▸ **The problem**
Using the listing below, extract each line that has the word "xlabel" in it.

(Records from a data source)
———

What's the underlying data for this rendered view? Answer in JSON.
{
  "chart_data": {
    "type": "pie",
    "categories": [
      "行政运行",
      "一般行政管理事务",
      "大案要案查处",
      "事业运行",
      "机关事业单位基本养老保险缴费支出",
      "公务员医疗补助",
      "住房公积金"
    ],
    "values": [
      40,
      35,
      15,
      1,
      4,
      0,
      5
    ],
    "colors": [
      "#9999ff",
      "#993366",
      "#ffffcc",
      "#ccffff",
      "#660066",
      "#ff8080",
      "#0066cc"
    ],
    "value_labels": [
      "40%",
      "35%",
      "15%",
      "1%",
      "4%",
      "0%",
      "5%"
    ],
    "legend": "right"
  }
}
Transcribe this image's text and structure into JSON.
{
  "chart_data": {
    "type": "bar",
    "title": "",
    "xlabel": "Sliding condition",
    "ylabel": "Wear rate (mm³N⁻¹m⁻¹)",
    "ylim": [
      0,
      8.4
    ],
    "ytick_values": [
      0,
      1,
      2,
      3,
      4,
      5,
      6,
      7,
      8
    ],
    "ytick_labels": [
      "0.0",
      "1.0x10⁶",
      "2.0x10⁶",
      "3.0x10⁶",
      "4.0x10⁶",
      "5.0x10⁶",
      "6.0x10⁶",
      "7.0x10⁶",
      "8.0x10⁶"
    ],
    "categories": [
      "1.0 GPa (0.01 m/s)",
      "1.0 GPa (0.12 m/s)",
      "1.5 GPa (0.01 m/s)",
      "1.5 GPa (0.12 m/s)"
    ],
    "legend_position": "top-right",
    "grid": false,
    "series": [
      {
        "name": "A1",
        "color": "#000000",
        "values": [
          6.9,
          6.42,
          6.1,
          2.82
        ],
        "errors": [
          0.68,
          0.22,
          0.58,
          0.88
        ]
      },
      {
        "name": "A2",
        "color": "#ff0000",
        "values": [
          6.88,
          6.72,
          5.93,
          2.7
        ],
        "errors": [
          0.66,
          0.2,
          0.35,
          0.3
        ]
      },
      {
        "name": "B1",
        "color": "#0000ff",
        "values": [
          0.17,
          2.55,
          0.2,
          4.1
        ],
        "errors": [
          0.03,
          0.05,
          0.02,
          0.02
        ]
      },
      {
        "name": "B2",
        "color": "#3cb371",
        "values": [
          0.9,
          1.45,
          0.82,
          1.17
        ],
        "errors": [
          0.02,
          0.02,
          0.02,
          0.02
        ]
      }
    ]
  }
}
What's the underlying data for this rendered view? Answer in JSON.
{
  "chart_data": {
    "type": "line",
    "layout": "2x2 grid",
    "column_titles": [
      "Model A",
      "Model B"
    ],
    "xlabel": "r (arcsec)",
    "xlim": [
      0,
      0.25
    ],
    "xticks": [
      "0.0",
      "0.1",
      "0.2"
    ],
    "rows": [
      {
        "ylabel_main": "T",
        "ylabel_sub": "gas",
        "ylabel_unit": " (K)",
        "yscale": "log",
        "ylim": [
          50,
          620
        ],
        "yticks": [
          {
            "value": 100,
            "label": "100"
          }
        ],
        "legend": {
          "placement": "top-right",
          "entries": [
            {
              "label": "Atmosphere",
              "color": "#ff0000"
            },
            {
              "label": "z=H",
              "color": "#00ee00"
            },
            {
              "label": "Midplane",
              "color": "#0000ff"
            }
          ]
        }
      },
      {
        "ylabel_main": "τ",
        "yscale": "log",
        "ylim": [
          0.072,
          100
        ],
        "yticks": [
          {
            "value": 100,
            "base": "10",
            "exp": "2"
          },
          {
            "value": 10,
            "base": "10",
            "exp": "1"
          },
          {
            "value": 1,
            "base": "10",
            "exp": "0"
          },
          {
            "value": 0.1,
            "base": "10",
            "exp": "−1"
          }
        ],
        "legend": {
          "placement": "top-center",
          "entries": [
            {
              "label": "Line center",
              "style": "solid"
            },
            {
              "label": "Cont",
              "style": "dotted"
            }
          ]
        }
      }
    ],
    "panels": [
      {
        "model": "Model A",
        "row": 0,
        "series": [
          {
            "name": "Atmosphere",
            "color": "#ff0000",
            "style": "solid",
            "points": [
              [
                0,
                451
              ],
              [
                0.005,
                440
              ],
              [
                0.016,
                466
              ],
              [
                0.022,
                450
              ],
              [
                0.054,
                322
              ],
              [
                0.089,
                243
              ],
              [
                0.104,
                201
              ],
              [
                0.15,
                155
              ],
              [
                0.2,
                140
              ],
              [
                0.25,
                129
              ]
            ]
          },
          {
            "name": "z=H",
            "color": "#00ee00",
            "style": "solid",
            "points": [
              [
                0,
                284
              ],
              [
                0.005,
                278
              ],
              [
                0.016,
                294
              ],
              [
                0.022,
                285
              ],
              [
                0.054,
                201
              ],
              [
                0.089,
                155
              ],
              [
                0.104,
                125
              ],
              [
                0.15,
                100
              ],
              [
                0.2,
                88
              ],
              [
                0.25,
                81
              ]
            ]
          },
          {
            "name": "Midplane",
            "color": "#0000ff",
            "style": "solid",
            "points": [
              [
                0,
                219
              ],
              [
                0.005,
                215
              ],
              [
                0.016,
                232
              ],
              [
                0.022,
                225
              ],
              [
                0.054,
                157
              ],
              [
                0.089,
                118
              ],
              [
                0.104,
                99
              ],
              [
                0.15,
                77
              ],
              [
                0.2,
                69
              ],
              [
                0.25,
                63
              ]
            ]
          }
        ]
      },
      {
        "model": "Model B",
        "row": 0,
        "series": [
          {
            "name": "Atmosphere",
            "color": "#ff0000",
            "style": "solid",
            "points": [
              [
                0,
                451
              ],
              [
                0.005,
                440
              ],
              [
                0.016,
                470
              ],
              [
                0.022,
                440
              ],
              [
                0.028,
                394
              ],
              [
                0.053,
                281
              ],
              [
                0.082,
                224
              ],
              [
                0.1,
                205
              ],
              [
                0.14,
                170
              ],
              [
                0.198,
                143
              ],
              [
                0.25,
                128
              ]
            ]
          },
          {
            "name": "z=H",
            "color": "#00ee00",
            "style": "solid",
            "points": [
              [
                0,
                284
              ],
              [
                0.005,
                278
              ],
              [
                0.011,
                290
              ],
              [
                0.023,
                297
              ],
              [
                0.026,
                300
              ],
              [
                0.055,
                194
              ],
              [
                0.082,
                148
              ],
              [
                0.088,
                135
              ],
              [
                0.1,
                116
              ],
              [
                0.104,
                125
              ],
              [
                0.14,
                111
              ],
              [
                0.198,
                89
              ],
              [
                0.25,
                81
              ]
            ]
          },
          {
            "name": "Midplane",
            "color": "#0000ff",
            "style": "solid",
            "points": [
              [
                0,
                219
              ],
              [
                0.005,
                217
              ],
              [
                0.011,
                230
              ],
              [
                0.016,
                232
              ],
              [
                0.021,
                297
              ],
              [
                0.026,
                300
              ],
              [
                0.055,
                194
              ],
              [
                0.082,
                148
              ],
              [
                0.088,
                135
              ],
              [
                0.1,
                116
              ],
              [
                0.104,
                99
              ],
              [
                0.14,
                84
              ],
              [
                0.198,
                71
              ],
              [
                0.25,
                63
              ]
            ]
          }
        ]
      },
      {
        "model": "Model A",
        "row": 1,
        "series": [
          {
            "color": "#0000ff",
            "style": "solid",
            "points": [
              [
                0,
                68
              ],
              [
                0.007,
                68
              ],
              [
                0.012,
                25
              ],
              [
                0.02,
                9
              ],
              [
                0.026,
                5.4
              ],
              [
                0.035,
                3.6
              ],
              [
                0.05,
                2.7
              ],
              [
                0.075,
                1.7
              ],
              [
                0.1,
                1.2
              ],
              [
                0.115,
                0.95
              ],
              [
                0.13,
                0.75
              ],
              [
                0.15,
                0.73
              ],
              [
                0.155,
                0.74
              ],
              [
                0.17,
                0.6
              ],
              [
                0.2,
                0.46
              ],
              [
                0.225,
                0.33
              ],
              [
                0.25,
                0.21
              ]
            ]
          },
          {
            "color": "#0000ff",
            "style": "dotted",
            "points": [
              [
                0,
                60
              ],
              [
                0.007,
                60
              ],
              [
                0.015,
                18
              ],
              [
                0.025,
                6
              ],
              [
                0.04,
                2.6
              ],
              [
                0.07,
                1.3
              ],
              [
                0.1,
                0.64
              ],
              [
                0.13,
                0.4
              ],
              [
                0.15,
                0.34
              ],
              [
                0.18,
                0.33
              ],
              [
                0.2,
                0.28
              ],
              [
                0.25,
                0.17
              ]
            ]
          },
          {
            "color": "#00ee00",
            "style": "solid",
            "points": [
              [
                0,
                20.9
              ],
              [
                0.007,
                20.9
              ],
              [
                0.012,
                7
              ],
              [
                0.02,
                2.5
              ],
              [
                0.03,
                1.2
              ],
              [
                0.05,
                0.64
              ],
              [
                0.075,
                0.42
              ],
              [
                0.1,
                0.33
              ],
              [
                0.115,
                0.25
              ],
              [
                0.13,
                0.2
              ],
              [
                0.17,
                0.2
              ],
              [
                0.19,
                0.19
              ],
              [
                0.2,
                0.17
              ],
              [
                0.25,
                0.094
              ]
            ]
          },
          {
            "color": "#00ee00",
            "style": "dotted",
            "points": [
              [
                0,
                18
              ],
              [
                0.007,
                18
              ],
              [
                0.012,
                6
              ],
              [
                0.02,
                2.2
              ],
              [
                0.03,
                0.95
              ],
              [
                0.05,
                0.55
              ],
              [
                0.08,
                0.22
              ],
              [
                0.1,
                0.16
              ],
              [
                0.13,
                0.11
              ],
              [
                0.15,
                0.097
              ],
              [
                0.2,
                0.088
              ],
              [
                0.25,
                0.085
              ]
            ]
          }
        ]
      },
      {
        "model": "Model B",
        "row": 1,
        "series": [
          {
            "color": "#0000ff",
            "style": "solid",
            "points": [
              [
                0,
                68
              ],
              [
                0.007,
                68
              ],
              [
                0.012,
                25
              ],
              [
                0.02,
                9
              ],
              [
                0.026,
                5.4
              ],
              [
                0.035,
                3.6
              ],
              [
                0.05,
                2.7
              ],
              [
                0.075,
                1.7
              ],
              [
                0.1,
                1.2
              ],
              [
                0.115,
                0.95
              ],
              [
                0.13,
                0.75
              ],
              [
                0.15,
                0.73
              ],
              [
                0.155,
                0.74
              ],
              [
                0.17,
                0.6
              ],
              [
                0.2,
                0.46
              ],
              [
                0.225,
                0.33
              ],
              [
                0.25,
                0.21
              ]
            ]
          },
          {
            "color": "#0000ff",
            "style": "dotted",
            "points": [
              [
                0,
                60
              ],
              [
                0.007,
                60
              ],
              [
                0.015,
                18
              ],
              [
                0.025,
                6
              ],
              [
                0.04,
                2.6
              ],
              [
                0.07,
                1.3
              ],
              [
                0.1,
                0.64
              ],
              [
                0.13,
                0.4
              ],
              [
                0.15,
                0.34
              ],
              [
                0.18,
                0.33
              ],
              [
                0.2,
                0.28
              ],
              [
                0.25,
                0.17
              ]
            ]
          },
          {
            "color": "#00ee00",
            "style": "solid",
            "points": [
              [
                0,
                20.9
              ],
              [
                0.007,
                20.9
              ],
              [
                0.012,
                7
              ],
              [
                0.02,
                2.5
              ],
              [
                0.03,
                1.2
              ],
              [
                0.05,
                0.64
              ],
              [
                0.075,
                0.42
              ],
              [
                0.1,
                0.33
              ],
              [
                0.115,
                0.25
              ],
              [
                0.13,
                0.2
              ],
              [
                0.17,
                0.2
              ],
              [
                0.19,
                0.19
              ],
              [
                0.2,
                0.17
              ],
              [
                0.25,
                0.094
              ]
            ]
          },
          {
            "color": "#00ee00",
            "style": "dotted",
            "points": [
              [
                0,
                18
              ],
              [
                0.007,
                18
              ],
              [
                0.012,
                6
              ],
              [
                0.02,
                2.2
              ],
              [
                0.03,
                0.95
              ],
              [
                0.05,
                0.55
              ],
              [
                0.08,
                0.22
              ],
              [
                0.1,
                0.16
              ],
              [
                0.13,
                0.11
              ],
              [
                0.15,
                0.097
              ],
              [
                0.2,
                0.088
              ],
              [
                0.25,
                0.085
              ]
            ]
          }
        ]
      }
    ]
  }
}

———

▸ **Written reply**
    "xlabel": "Sliding condition",
    "xlabel": "r (arcsec)",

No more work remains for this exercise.